## Supplied data
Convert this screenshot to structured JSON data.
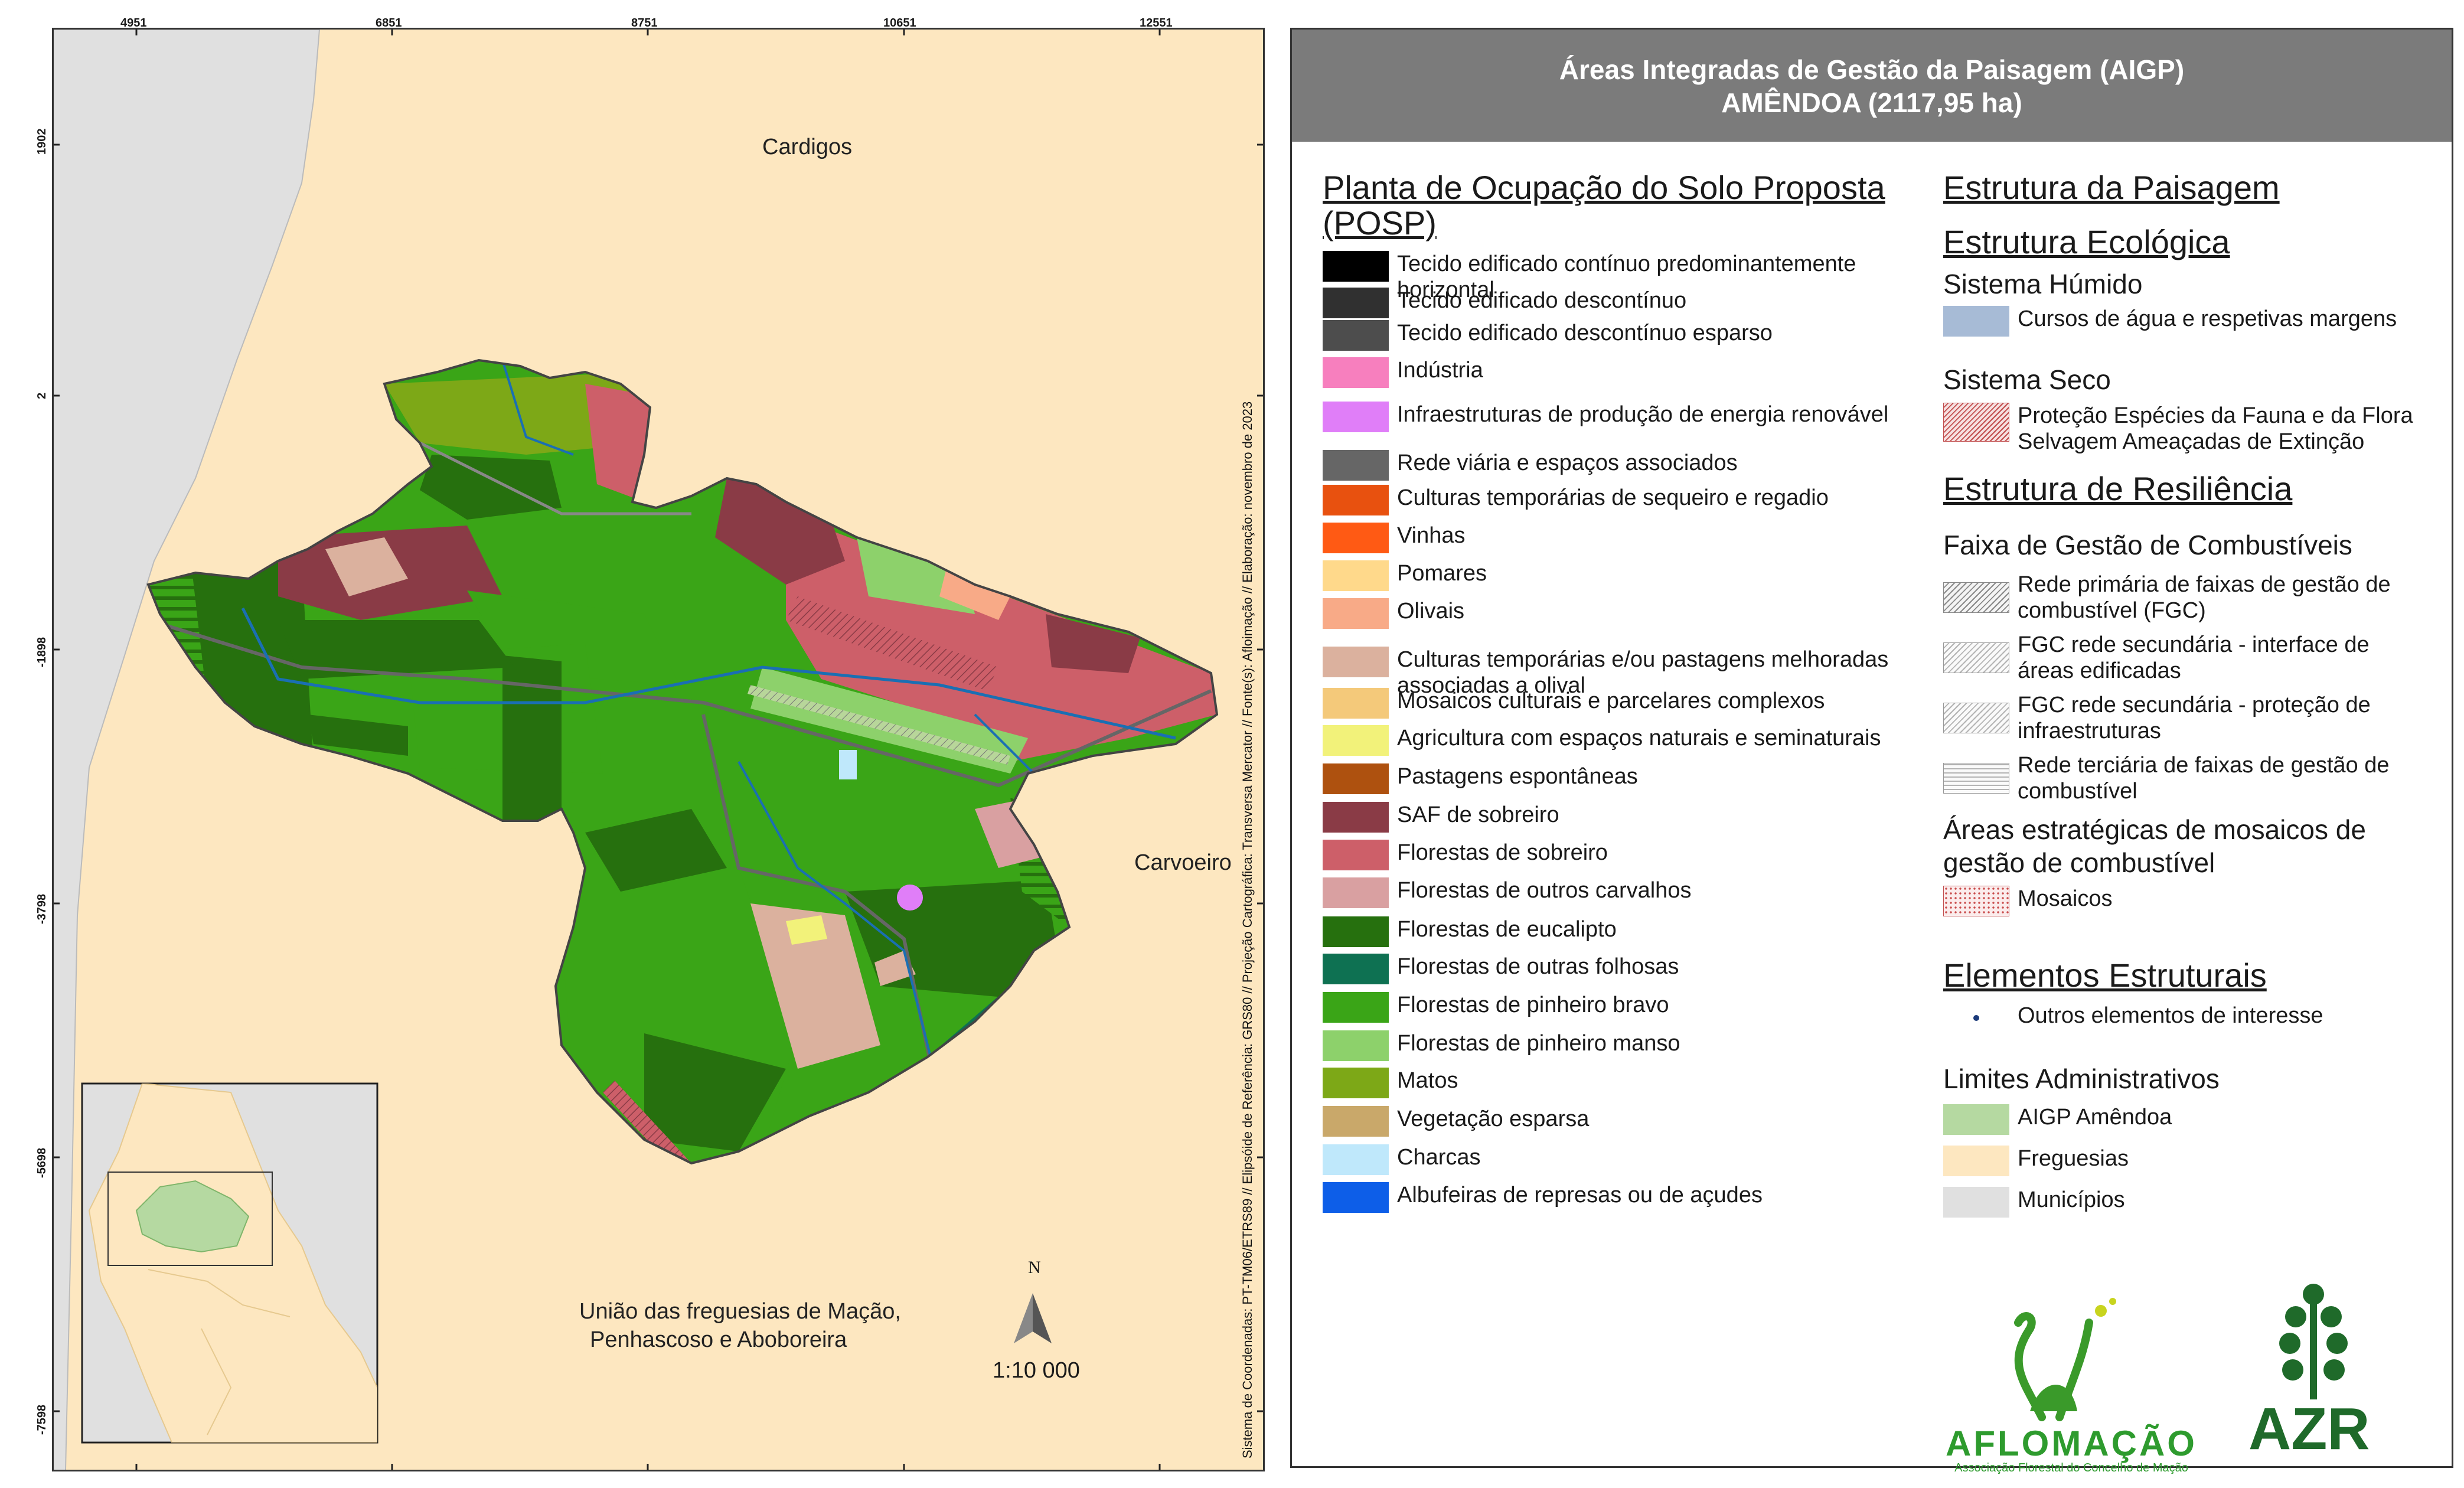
{
  "map": {
    "grid_top": [
      "4951",
      "6851",
      "8751",
      "10651",
      "12551"
    ],
    "grid_left": [
      "1902",
      "2",
      "-1898",
      "-3798",
      "-5698",
      "-7598"
    ],
    "places": {
      "north": "Cardigos",
      "east": "Carvoeiro",
      "south_line1": "União das freguesias de Mação,",
      "south_line2": "Penhascoso e Aboboreira"
    },
    "north_arrow": "N",
    "scale": "1:10 000",
    "side_note": "Sistema de Coordenadas: PT-TM06/ETRS89 // Elipsóide de Referência: GRS80 // Projeção Cartográfica: Transversa Mercator // Fonte(s): Afloimação // Elaboração: novembro de 2023"
  },
  "legend": {
    "header_line1": "Áreas Integradas de Gestão da Paisagem (AIGP)",
    "header_line2": "AMÊNDOA (2117,95 ha)",
    "posp_title": "Planta de Ocupação do Solo Proposta (POSP)",
    "posp_items": [
      {
        "label": "Tecido edificado contínuo predominantemente horizontal",
        "color": "#000000"
      },
      {
        "label": "Tecido edificado descontínuo",
        "color": "#303030"
      },
      {
        "label": "Tecido edificado descontínuo esparso",
        "color": "#4d4d4d"
      },
      {
        "label": "Indústria",
        "color": "#f77fbe"
      },
      {
        "label": "Infraestruturas de produção de energia renovável",
        "color": "#e07ef8"
      },
      {
        "label": "Rede viária e espaços associados",
        "color": "#666666"
      },
      {
        "label": "Culturas temporárias de sequeiro e regadio",
        "color": "#e8510f"
      },
      {
        "label": "Vinhas",
        "color": "#ff5a14"
      },
      {
        "label": "Pomares",
        "color": "#ffd98b"
      },
      {
        "label": "Olivais",
        "color": "#f8aa87"
      },
      {
        "label": "Culturas temporárias e/ou pastagens melhoradas associadas a olival",
        "color": "#dbb19e"
      },
      {
        "label": "Mosaicos culturais e parcelares complexos",
        "color": "#f4c97a"
      },
      {
        "label": "Agricultura com espaços naturais e seminaturais",
        "color": "#f2f27a"
      },
      {
        "label": "Pastagens espontâneas",
        "color": "#ae510f"
      },
      {
        "label": "SAF de sobreiro",
        "color": "#8a3b46"
      },
      {
        "label": "Florestas de sobreiro",
        "color": "#cd5f69"
      },
      {
        "label": "Florestas de outros carvalhos",
        "color": "#d9a0a1"
      },
      {
        "label": "Florestas de eucalipto",
        "color": "#26700e"
      },
      {
        "label": "Florestas de outras folhosas",
        "color": "#0e7152"
      },
      {
        "label": "Florestas de pinheiro bravo",
        "color": "#3aa517"
      },
      {
        "label": "Florestas de pinheiro manso",
        "color": "#8dd16b"
      },
      {
        "label": "Matos",
        "color": "#7da817"
      },
      {
        "label": "Vegetação esparsa",
        "color": "#c9a86a"
      },
      {
        "label": "Charcas",
        "color": "#bfe8fb"
      },
      {
        "label": "Albufeiras de represas ou de açudes",
        "color": "#0d5ee8"
      }
    ],
    "estrutura_paisagem": "Estrutura da Paisagem",
    "estrutura_ecologica": "Estrutura Ecológica",
    "sistema_humido": "Sistema Húmido",
    "cursos_agua": "Cursos de água e respetivas margens",
    "cursos_agua_color": "#a7bbd6",
    "sistema_seco": "Sistema Seco",
    "protecao_line1": "Proteção Espécies da Fauna e da Flora",
    "protecao_line2": "Selvagem Ameaçadas de Extinção",
    "estrutura_resiliencia": "Estrutura de Resiliência",
    "faixa_gestao": "Faixa de Gestão de Combustíveis",
    "fgc_items": [
      {
        "line1": "Rede primária de faixas de gestão de",
        "line2": "combustível (FGC)",
        "pattern": "gray"
      },
      {
        "line1": "FGC rede secundária - interface de",
        "line2": "áreas edificadas",
        "pattern": "light"
      },
      {
        "line1": "FGC rede secundária - proteção de",
        "line2": "infraestruturas",
        "pattern": "light"
      },
      {
        "line1": "Rede terciária de faixas de gestão de",
        "line2": "combustível",
        "pattern": "horiz"
      }
    ],
    "mosaicos_title_line1": "Áreas estratégicas de mosaicos de",
    "mosaicos_title_line2": "gestão de combustível",
    "mosaicos": "Mosaicos",
    "elementos_estruturais": "Elementos Estruturais",
    "outros_elementos": "Outros elementos de interesse",
    "limites": "Limites Administrativos",
    "limites_items": [
      {
        "label": "AIGP Amêndoa",
        "color": "#b5d9a1"
      },
      {
        "label": "Freguesias",
        "color": "#fde7c0"
      },
      {
        "label": "Municípios",
        "color": "#e0e0e0"
      }
    ],
    "logo1_text": "AFLOMAÇÃO",
    "logo1_sub": "Associação Florestal do Concelho de Mação",
    "logo2_text": "AZR"
  }
}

## What needs to be done
Transcribe all of the entries word for word, but skip any pictures they contain.

## The reply
Convert this screenshot to structured JSON data.
{
  "map": {
    "grid_top": [
      "4951",
      "6851",
      "8751",
      "10651",
      "12551"
    ],
    "grid_left": [
      "1902",
      "2",
      "-1898",
      "-3798",
      "-5698",
      "-7598"
    ],
    "places": {
      "north": "Cardigos",
      "east": "Carvoeiro",
      "south_line1": "União das freguesias de Mação,",
      "south_line2": "Penhascoso e Aboboreira"
    },
    "north_arrow": "N",
    "scale": "1:10 000",
    "side_note": "Sistema de Coordenadas: PT-TM06/ETRS89 // Elipsóide de Referência: GRS80 // Projeção Cartográfica: Transversa Mercator // Fonte(s): Afloimação // Elaboração: novembro de 2023"
  },
  "legend": {
    "header_line1": "Áreas Integradas de Gestão da Paisagem (AIGP)",
    "header_line2": "AMÊNDOA (2117,95 ha)",
    "posp_title": "Planta de Ocupação do Solo Proposta (POSP)",
    "posp_items": [
      {
        "label": "Tecido edificado contínuo predominantemente horizontal",
        "color": "#000000"
      },
      {
        "label": "Tecido edificado descontínuo",
        "color": "#303030"
      },
      {
        "label": "Tecido edificado descontínuo esparso",
        "color": "#4d4d4d"
      },
      {
        "label": "Indústria",
        "color": "#f77fbe"
      },
      {
        "label": "Infraestruturas de produção de energia renovável",
        "color": "#e07ef8"
      },
      {
        "label": "Rede viária e espaços associados",
        "color": "#666666"
      },
      {
        "label": "Culturas temporárias de sequeiro e regadio",
        "color": "#e8510f"
      },
      {
        "label": "Vinhas",
        "color": "#ff5a14"
      },
      {
        "label": "Pomares",
        "color": "#ffd98b"
      },
      {
        "label": "Olivais",
        "color": "#f8aa87"
      },
      {
        "label": "Culturas temporárias e/ou pastagens melhoradas associadas a olival",
        "color": "#dbb19e"
      },
      {
        "label": "Mosaicos culturais e parcelares complexos",
        "color": "#f4c97a"
      },
      {
        "label": "Agricultura com espaços naturais e seminaturais",
        "color": "#f2f27a"
      },
      {
        "label": "Pastagens espontâneas",
        "color": "#ae510f"
      },
      {
        "label": "SAF de sobreiro",
        "color": "#8a3b46"
      },
      {
        "label": "Florestas de sobreiro",
        "color": "#cd5f69"
      },
      {
        "label": "Florestas de outros carvalhos",
        "color": "#d9a0a1"
      },
      {
        "label": "Florestas de eucalipto",
        "color": "#26700e"
      },
      {
        "label": "Florestas de outras folhosas",
        "color": "#0e7152"
      },
      {
        "label": "Florestas de pinheiro bravo",
        "color": "#3aa517"
      },
      {
        "label": "Florestas de pinheiro manso",
        "color": "#8dd16b"
      },
      {
        "label": "Matos",
        "color": "#7da817"
      },
      {
        "label": "Vegetação esparsa",
        "color": "#c9a86a"
      },
      {
        "label": "Charcas",
        "color": "#bfe8fb"
      },
      {
        "label": "Albufeiras de represas ou de açudes",
        "color": "#0d5ee8"
      }
    ],
    "estrutura_paisagem": "Estrutura da Paisagem",
    "estrutura_ecologica": "Estrutura Ecológica",
    "sistema_humido": "Sistema Húmido",
    "cursos_agua": "Cursos de água e respetivas margens",
    "cursos_agua_color": "#a7bbd6",
    "sistema_seco": "Sistema Seco",
    "protecao_line1": "Proteção Espécies da Fauna e da Flora",
    "protecao_line2": "Selvagem Ameaçadas de Extinção",
    "estrutura_resiliencia": "Estrutura de Resiliência",
    "faixa_gestao": "Faixa de Gestão de Combustíveis",
    "fgc_items": [
      {
        "line1": "Rede primária de faixas de gestão de",
        "line2": "combustível (FGC)",
        "pattern": "gray"
      },
      {
        "line1": "FGC rede secundária - interface de",
        "line2": "áreas edificadas",
        "pattern": "light"
      },
      {
        "line1": "FGC rede secundária - proteção de",
        "line2": "infraestruturas",
        "pattern": "light"
      },
      {
        "line1": "Rede terciária de faixas de gestão de",
        "line2": "combustível",
        "pattern": "horiz"
      }
    ],
    "mosaicos_title_line1": "Áreas estratégicas de mosaicos de",
    "mosaicos_title_line2": "gestão de combustível",
    "mosaicos": "Mosaicos",
    "elementos_estruturais": "Elementos Estruturais",
    "outros_elementos": "Outros elementos de interesse",
    "limites": "Limites Administrativos",
    "limites_items": [
      {
        "label": "AIGP Amêndoa",
        "color": "#b5d9a1"
      },
      {
        "label": "Freguesias",
        "color": "#fde7c0"
      },
      {
        "label": "Municípios",
        "color": "#e0e0e0"
      }
    ],
    "logo1_text": "AFLOMAÇÃO",
    "logo1_sub": "Associação Florestal do Concelho de Mação",
    "logo2_text": "AZR"
  }
}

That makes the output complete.